* [TASK]: In the passage about detecting explicit content in images, what were the drawbacks of the open-source solutions and the paid services the client tried?

* [GIVEN PASSAGE]:
Developed a neural network model to detect explicit content in images. Works in real-time even on mobile devices without a GPU. Has multiple settings to change what is considered NSFW. Outperforms the NSFW detection model made by Yahoo.
The client is a major Android app developer. They specialize in utility and file recovery tools for the Android operating system. They were working on an app that helps users filter and hide explicit content on their devices in real-time, in order to protect children using smartphones or to prevent NSFW content from appearing on your phone in public.
The client wants to develop a model to detect explicit visual content on the user’s screen in real-time while running completely on-device with a wide variety of Android smartphones.
The client experimented with subscription-based solutions like Google SafeSearch Detection, Azure Content Moderator, and Amazon Rekognition Content Moderation, as well as several open-source solutions. Open-source solutions couldn’t achieve good accuracy and paid services ended up too expensive in the long run.
They reached out to BroutonLab to develop a custom model for the Android platform to filter explicit content in real-time. The fast inference is a very important feature of the model, especially due to users owning Android phones with vastly different hardware specifications. Also, it was important to achieve high accuracy and allow users to change settings in order to determine what content is considered NSFW.

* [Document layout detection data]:
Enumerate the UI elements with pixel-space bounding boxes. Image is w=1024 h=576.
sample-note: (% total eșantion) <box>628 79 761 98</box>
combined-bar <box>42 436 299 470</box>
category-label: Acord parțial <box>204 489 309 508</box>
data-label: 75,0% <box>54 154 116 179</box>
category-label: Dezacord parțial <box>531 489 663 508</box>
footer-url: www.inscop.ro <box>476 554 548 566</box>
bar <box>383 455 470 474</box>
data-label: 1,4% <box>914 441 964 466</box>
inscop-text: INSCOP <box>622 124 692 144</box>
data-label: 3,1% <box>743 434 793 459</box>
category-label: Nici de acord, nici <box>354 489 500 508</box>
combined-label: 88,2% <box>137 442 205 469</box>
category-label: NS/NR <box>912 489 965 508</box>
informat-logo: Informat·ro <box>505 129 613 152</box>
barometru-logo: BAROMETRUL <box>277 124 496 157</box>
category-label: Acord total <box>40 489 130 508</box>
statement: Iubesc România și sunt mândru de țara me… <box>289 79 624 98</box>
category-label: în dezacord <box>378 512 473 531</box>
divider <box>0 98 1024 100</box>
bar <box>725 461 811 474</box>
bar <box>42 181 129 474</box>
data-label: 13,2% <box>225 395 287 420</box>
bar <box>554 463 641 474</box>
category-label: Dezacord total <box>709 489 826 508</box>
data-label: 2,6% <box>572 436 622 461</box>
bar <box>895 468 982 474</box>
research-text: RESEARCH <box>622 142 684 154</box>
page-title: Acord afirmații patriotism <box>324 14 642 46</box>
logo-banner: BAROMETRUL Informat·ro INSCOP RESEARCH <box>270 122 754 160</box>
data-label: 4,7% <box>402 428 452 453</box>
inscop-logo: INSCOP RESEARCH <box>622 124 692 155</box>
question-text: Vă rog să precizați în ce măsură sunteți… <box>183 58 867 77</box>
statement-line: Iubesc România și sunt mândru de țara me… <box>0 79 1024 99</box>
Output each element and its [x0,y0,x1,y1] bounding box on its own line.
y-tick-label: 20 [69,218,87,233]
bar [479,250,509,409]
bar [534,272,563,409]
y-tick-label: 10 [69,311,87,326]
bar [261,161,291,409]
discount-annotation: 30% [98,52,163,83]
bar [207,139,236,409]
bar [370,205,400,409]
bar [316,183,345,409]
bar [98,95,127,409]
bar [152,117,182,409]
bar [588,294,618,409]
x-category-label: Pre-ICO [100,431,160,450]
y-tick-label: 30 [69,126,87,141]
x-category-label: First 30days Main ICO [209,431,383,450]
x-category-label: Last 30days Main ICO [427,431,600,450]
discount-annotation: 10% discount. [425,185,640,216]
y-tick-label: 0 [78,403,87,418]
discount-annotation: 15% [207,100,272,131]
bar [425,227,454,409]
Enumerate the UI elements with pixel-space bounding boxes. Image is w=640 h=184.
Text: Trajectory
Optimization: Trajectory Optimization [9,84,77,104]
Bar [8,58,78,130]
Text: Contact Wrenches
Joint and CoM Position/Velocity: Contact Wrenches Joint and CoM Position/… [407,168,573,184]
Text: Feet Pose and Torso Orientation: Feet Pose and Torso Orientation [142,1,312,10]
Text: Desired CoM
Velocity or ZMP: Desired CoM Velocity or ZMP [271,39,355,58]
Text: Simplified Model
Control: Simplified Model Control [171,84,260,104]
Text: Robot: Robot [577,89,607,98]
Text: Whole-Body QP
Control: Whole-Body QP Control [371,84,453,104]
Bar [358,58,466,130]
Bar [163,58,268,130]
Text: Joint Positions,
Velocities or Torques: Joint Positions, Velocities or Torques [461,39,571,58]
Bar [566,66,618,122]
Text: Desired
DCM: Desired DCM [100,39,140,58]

* [RESULT]: The open-source solutions couldn't achieve good accuracy, and the paid services ended up too expensive in the long run.